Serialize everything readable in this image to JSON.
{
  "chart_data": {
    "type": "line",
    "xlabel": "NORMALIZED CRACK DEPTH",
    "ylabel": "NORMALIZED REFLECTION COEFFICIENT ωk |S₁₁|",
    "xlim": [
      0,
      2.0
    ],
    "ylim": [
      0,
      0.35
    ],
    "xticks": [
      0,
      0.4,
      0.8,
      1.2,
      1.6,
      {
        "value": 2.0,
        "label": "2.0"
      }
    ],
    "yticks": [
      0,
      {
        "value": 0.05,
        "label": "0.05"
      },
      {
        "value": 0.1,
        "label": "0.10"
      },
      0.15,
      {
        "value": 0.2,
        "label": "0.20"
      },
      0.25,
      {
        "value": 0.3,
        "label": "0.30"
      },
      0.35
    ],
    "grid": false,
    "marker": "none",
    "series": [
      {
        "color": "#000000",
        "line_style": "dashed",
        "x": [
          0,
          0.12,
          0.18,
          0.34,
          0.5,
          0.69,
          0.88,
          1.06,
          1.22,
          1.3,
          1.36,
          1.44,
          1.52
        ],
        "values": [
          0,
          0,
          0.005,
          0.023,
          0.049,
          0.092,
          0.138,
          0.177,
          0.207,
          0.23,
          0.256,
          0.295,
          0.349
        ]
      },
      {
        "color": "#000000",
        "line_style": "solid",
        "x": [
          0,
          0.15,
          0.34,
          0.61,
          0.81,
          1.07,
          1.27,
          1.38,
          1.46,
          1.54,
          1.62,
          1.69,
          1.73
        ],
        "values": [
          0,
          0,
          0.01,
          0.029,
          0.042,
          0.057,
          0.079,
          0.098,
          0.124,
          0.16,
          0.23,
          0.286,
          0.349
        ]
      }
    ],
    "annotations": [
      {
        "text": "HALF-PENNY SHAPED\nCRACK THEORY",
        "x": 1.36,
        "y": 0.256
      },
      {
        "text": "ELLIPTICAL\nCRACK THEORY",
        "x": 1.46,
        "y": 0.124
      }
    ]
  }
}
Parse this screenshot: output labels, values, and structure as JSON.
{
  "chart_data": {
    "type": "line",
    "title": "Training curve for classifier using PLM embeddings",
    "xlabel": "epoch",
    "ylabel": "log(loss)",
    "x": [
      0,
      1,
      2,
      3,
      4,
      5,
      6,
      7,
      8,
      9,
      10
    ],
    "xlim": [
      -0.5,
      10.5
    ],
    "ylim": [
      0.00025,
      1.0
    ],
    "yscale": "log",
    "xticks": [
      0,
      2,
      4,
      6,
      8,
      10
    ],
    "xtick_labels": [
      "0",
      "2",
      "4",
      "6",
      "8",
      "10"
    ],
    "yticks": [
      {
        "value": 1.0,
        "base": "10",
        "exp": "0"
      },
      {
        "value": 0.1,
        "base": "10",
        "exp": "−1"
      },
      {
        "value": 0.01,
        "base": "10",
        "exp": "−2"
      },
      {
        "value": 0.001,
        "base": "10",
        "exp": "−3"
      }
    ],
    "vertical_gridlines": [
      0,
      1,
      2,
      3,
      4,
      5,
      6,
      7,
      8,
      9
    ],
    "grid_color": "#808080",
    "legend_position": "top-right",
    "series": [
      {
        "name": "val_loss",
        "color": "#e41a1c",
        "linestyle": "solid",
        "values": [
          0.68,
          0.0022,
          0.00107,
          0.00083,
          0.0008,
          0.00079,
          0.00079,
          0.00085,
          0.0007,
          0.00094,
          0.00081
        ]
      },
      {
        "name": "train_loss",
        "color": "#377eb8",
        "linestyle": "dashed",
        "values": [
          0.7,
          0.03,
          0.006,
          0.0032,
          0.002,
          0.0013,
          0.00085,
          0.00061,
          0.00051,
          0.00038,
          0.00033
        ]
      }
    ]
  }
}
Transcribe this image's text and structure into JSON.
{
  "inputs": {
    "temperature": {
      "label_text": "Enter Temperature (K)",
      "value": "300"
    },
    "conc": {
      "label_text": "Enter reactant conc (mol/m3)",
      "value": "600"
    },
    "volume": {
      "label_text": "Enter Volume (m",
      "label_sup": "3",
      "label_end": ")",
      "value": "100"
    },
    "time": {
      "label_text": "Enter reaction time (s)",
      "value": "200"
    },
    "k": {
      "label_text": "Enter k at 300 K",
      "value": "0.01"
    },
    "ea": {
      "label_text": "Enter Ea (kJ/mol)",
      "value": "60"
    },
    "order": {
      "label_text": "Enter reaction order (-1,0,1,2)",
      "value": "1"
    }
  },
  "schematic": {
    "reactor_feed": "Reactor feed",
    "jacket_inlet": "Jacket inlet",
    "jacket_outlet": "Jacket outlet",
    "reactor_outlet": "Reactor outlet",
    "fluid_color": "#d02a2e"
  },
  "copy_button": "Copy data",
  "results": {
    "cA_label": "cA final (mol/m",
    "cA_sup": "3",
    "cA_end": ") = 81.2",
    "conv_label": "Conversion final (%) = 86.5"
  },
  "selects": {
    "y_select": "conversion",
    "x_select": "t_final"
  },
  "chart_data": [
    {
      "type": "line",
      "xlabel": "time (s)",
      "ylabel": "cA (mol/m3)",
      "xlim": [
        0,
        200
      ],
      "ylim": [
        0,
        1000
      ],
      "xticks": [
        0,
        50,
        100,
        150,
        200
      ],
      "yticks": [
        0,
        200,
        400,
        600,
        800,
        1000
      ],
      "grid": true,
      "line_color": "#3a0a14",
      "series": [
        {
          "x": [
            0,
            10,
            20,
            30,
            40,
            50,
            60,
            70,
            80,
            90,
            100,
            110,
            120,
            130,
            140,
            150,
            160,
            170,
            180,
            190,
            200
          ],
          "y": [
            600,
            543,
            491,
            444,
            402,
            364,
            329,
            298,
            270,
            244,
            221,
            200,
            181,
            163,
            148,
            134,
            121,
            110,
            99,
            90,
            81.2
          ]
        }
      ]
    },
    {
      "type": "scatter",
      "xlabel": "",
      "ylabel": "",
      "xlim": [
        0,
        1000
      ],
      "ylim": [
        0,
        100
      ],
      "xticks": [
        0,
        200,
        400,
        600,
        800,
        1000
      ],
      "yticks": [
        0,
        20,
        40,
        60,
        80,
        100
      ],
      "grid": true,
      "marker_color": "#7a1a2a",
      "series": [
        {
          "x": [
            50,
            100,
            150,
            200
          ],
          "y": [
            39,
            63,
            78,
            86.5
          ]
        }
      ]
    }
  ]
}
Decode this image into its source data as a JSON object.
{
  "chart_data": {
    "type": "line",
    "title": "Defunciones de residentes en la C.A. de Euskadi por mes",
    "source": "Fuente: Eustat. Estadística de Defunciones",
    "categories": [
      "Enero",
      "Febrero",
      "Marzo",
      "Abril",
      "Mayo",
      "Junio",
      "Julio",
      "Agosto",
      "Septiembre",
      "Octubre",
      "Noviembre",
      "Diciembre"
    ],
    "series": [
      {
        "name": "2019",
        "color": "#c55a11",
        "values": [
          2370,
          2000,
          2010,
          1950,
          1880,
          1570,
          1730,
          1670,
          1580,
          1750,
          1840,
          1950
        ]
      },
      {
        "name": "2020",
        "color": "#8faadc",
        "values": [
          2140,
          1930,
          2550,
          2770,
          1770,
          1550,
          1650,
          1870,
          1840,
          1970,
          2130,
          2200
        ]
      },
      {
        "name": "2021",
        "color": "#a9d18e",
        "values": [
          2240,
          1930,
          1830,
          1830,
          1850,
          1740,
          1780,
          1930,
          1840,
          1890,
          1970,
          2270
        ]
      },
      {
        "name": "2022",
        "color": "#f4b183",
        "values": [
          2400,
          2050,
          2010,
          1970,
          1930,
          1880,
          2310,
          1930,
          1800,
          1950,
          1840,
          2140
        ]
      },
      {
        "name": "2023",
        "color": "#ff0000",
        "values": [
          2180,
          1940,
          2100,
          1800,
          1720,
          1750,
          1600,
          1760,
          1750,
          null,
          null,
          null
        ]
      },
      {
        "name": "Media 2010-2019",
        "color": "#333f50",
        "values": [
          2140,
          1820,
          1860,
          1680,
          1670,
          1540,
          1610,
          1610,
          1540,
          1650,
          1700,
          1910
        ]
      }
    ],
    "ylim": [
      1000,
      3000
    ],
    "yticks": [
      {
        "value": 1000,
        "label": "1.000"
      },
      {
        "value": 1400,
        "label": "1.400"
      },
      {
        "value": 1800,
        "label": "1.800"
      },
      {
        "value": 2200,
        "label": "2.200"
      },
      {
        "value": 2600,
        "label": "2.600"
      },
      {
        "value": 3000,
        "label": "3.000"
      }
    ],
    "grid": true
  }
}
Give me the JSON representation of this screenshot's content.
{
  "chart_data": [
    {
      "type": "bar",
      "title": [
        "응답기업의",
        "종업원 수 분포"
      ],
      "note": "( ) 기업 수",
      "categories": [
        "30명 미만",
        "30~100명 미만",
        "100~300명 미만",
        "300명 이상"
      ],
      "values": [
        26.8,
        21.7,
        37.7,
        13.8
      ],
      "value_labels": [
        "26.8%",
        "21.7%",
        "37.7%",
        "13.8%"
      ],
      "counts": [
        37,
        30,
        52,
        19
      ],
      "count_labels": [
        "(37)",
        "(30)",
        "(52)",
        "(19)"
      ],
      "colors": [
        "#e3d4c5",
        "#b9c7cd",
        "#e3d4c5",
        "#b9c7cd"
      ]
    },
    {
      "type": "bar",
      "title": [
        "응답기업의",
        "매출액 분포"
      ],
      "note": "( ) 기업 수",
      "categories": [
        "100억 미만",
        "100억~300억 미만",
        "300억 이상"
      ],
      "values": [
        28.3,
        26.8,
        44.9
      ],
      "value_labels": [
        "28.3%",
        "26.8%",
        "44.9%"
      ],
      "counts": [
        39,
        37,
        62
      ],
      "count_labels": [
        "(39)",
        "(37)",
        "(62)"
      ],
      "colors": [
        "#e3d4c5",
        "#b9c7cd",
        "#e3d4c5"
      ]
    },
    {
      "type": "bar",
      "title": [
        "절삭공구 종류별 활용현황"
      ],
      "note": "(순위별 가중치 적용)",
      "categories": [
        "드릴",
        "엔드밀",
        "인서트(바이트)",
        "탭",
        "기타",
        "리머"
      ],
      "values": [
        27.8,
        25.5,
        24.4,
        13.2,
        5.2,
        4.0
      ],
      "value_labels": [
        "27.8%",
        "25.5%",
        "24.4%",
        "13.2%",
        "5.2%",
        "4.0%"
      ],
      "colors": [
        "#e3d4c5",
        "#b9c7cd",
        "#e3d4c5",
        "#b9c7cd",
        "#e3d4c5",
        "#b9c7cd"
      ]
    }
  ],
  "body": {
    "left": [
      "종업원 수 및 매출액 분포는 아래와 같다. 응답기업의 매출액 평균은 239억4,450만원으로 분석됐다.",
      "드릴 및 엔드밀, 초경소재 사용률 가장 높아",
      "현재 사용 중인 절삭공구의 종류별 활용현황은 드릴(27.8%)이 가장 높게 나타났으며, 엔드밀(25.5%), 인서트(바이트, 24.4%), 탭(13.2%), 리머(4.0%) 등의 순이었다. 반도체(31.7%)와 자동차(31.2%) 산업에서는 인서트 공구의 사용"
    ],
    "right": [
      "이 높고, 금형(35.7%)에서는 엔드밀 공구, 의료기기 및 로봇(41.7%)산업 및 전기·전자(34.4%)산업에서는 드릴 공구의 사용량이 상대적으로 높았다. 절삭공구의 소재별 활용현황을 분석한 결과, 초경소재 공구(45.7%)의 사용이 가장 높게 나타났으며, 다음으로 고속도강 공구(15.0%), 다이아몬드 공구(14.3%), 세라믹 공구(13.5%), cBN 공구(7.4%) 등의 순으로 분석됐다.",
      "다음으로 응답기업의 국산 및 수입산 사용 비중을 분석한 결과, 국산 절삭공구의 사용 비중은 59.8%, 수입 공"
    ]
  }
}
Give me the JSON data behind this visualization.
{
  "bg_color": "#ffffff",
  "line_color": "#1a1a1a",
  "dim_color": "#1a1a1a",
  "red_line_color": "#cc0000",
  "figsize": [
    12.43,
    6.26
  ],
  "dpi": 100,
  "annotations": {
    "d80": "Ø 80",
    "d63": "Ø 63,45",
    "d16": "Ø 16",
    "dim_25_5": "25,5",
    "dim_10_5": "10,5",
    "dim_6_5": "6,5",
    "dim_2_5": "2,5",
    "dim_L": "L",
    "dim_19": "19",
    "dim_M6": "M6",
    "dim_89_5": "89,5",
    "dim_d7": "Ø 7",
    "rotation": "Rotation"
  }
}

==========

EXERCISE AIM: Pull out the lines above in which the word "분석됐다" appears.

RESULT OF THE EXERCISE:
      "종업원 수 및 매출액 분포는 아래와 같다. 응답기업의 매출액 평균은 239억4,450만원으로 분석됐다.",
      "이 높고, 금형(35.7%)에서는 엔드밀 공구, 의료기기 및 로봇(41.7%)산업 및 전기·전자(34.4%)산업에서는 드릴 공구의 사용량이 상대적으로 높았다. 절삭공구의 소재별 활용현황을 분석한 결과, 초경소재 공구(45.7%)의 사용이 가장 높게 나타났으며, 다음으로 고속도강 공구(15.0%), 다이아몬드 공구(14.3%), 세라믹 공구(13.5%), cBN 공구(7.4%) 등의 순으로 분석됐다.",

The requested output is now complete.